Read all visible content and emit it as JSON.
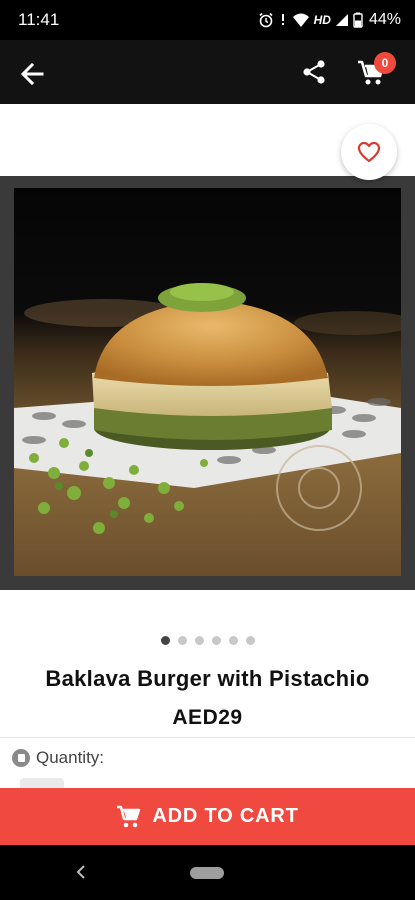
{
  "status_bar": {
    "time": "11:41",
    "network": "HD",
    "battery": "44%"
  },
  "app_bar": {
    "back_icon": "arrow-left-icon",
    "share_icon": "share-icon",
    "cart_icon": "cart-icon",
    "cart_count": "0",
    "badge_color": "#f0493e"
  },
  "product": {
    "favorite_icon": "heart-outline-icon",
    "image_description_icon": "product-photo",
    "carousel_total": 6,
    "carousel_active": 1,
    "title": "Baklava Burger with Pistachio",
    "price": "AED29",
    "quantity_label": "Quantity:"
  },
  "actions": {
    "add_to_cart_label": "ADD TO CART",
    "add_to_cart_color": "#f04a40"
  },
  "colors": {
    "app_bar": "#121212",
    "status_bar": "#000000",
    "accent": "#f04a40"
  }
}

= = = = =

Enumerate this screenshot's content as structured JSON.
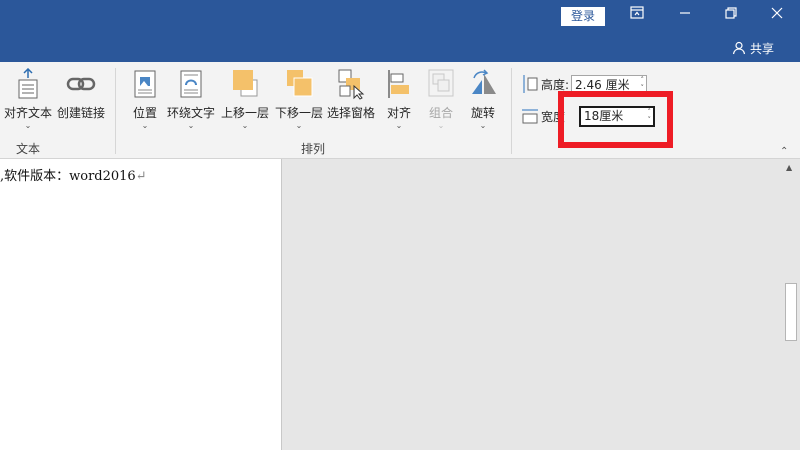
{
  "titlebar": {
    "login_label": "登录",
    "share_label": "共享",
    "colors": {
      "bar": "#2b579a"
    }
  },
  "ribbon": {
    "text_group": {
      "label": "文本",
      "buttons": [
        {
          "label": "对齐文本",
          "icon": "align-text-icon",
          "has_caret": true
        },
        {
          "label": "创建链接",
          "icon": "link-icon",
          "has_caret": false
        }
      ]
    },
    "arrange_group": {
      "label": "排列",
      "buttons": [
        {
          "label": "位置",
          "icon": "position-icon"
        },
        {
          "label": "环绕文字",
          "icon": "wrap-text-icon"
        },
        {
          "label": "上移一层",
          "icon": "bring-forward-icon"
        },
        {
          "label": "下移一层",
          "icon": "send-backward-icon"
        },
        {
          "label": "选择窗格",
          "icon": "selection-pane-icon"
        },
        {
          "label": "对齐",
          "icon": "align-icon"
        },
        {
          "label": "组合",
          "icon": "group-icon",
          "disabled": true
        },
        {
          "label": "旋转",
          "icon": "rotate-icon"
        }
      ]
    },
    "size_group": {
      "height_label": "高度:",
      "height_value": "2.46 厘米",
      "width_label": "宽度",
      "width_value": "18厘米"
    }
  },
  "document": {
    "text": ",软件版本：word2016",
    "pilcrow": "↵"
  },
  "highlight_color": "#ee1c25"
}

= = = = =

(Objective)
From the records above, report the count of lines containing "align" and nothing more.

(Exercise solution)
2